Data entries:
━━━━━━━━━━━━━━━━━━━━━━━━━━━━━━

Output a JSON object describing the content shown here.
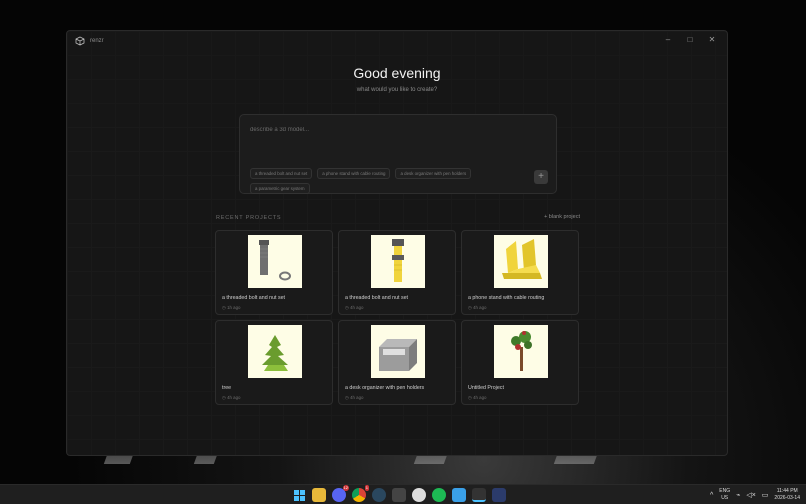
{
  "app": {
    "title": "renzr",
    "controls": {
      "minimize": "–",
      "maximize": "□",
      "close": "✕"
    }
  },
  "hero": {
    "greeting": "Good evening",
    "subtitle": "what would you like to create?"
  },
  "prompt": {
    "placeholder": "describe a 3d model...",
    "value": "",
    "suggestions": [
      "a threaded bolt and nut set",
      "a phone stand with cable routing",
      "a desk organizer with pen holders",
      "a parametric gear system"
    ],
    "submit_icon": "+"
  },
  "recent": {
    "label": "RECENT PROJECTS",
    "blank_button": "+ blank project",
    "projects": [
      {
        "title": "a threaded bolt and nut set",
        "time": "1h ago",
        "thumb": "bolt-nut"
      },
      {
        "title": "a threaded bolt and nut set",
        "time": "4h ago",
        "thumb": "bolt-yellow"
      },
      {
        "title": "a phone stand with cable routing",
        "time": "4h ago",
        "thumb": "phone-stand"
      },
      {
        "title": "tree",
        "time": "4h ago",
        "thumb": "tree-green"
      },
      {
        "title": "a desk organizer with pen holders",
        "time": "4h ago",
        "thumb": "box"
      },
      {
        "title": "Untitled Project",
        "time": "4h ago",
        "thumb": "tree-red"
      }
    ]
  },
  "taskbar": {
    "apps": [
      {
        "name": "windows-start-icon",
        "badge": ""
      },
      {
        "name": "file-explorer-icon",
        "badge": ""
      },
      {
        "name": "discord-icon",
        "badge": "12"
      },
      {
        "name": "chrome-icon",
        "badge": "1"
      },
      {
        "name": "steam-icon",
        "badge": ""
      },
      {
        "name": "game-icon",
        "badge": ""
      },
      {
        "name": "obs-icon",
        "badge": ""
      },
      {
        "name": "spotify-icon",
        "badge": ""
      },
      {
        "name": "notepad-icon",
        "badge": ""
      },
      {
        "name": "renzr-icon",
        "badge": ""
      },
      {
        "name": "app-a-icon",
        "badge": ""
      }
    ],
    "lang_top": "ENG",
    "lang_bottom": "US",
    "time": "11:44 PM",
    "date": "2026-03-14"
  },
  "colors": {
    "window_bg": "#161616",
    "thumb_bg": "#fefde6",
    "accent_yellow": "#f0d43c",
    "taskbar_bg": "#1f1f1f"
  }
}
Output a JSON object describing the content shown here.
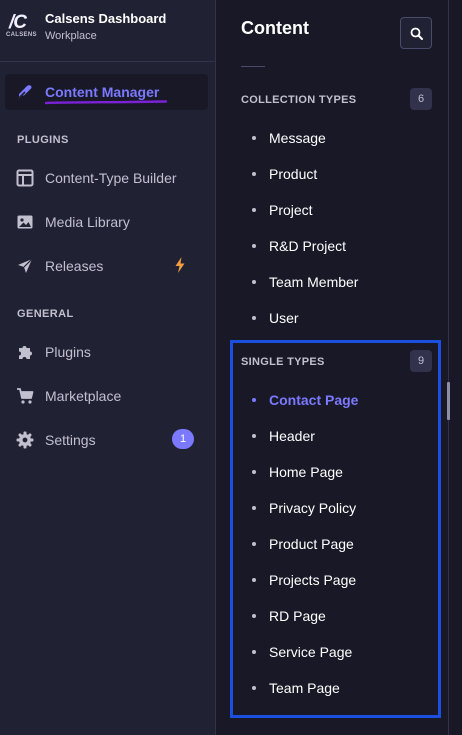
{
  "brand": {
    "logo_mark": "/C",
    "logo_text": "CALSENS",
    "title": "Calsens Dashboard",
    "subtitle": "Workplace"
  },
  "sidebar": {
    "main_item": {
      "label": "Content Manager",
      "icon": "feather-icon",
      "active": true
    },
    "plugins_heading": "PLUGINS",
    "plugins": [
      {
        "label": "Content-Type Builder",
        "icon": "layout-icon"
      },
      {
        "label": "Media Library",
        "icon": "image-icon"
      },
      {
        "label": "Releases",
        "icon": "paper-plane-icon",
        "indicator": "lightning-icon"
      }
    ],
    "general_heading": "GENERAL",
    "general": [
      {
        "label": "Plugins",
        "icon": "puzzle-icon"
      },
      {
        "label": "Marketplace",
        "icon": "cart-icon"
      },
      {
        "label": "Settings",
        "icon": "gear-icon",
        "badge": "1"
      }
    ]
  },
  "panel": {
    "title": "Content",
    "search_icon": "search-icon",
    "collection_types": {
      "heading": "COLLECTION TYPES",
      "count": "6",
      "items": [
        "Message",
        "Product",
        "Project",
        "R&D Project",
        "Team Member",
        "User"
      ]
    },
    "single_types": {
      "heading": "SINGLE TYPES",
      "count": "9",
      "active_item": "Contact Page",
      "items": [
        "Contact Page",
        "Header",
        "Home Page",
        "Privacy Policy",
        "Product Page",
        "Projects Page",
        "RD Page",
        "Service Page",
        "Team Page"
      ]
    }
  },
  "colors": {
    "accent": "#7b79ff",
    "sidebar_bg": "#212134",
    "page_bg": "#181826",
    "highlight_border": "#1a4fe0",
    "underline_stroke": "#7b21d6",
    "bolt": "#f29d41"
  }
}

━━━━━━━━━━━━━━━━━━━━━━━━━━━━━━

TASK TO CARRY OUT:
Excluding the pictures, restate the records above word for word.

TASK RESULT:
Output a JSON object describing the content shown here.
{
  "app": {
    "title": "renzr",
    "controls": {
      "minimize": "–",
      "maximize": "□",
      "close": "✕"
    }
  },
  "hero": {
    "greeting": "Good evening",
    "subtitle": "what would you like to create?"
  },
  "prompt": {
    "placeholder": "describe a 3d model...",
    "value": "",
    "suggestions": [
      "a threaded bolt and nut set",
      "a phone stand with cable routing",
      "a desk organizer with pen holders",
      "a parametric gear system"
    ],
    "submit_icon": "+"
  },
  "recent": {
    "label": "RECENT PROJECTS",
    "blank_button": "+ blank project",
    "projects": [
      {
        "title": "a threaded bolt and nut set",
        "time": "1h ago",
        "thumb": "bolt-nut"
      },
      {
        "title": "a threaded bolt and nut set",
        "time": "4h ago",
        "thumb": "bolt-yellow"
      },
      {
        "title": "a phone stand with cable routing",
        "time": "4h ago",
        "thumb": "phone-stand"
      },
      {
        "title": "tree",
        "time": "4h ago",
        "thumb": "tree-green"
      },
      {
        "title": "a desk organizer with pen holders",
        "time": "4h ago",
        "thumb": "box"
      },
      {
        "title": "Untitled Project",
        "time": "4h ago",
        "thumb": "tree-red"
      }
    ]
  },
  "taskbar": {
    "apps": [
      {
        "name": "windows-start-icon",
        "badge": ""
      },
      {
        "name": "file-explorer-icon",
        "badge": ""
      },
      {
        "name": "discord-icon",
        "badge": "12"
      },
      {
        "name": "chrome-icon",
        "badge": "1"
      },
      {
        "name": "steam-icon",
        "badge": ""
      },
      {
        "name": "game-icon",
        "badge": ""
      },
      {
        "name": "obs-icon",
        "badge": ""
      },
      {
        "name": "spotify-icon",
        "badge": ""
      },
      {
        "name": "notepad-icon",
        "badge": ""
      },
      {
        "name": "renzr-icon",
        "badge": ""
      },
      {
        "name": "app-a-icon",
        "badge": ""
      }
    ],
    "lang_top": "ENG",
    "lang_bottom": "US",
    "time": "11:44 PM",
    "date": "2026-03-14"
  },
  "colors": {
    "window_bg": "#161616",
    "thumb_bg": "#fefde6",
    "accent_yellow": "#f0d43c",
    "taskbar_bg": "#1f1f1f"
  }
}
Output a JSON object describing the content shown here.
{
  "brand": {
    "logo_mark": "/C",
    "logo_text": "CALSENS",
    "title": "Calsens Dashboard",
    "subtitle": "Workplace"
  },
  "sidebar": {
    "main_item": {
      "label": "Content Manager",
      "icon": "feather-icon",
      "active": true
    },
    "plugins_heading": "PLUGINS",
    "plugins": [
      {
        "label": "Content-Type Builder",
        "icon": "layout-icon"
      },
      {
        "label": "Media Library",
        "icon": "image-icon"
      },
      {
        "label": "Releases",
        "icon": "paper-plane-icon",
        "indicator": "lightning-icon"
      }
    ],
    "general_heading": "GENERAL",
    "general": [
      {
        "label": "Plugins",
        "icon": "puzzle-icon"
      },
      {
        "label": "Marketplace",
        "icon": "cart-icon"
      },
      {
        "label": "Settings",
        "icon": "gear-icon",
        "badge": "1"
      }
    ]
  },
  "panel": {
    "title": "Content",
    "search_icon": "search-icon",
    "collection_types": {
      "heading": "COLLECTION TYPES",
      "count": "6",
      "items": [
        "Message",
        "Product",
        "Project",
        "R&D Project",
        "Team Member",
        "User"
      ]
    },
    "single_types": {
      "heading": "SINGLE TYPES",
      "count": "9",
      "active_item": "Contact Page",
      "items": [
        "Contact Page",
        "Header",
        "Home Page",
        "Privacy Policy",
        "Product Page",
        "Projects Page",
        "RD Page",
        "Service Page",
        "Team Page"
      ]
    }
  },
  "colors": {
    "accent": "#7b79ff",
    "sidebar_bg": "#212134",
    "page_bg": "#181826",
    "highlight_border": "#1a4fe0",
    "underline_stroke": "#7b21d6",
    "bolt": "#f29d41"
  }
}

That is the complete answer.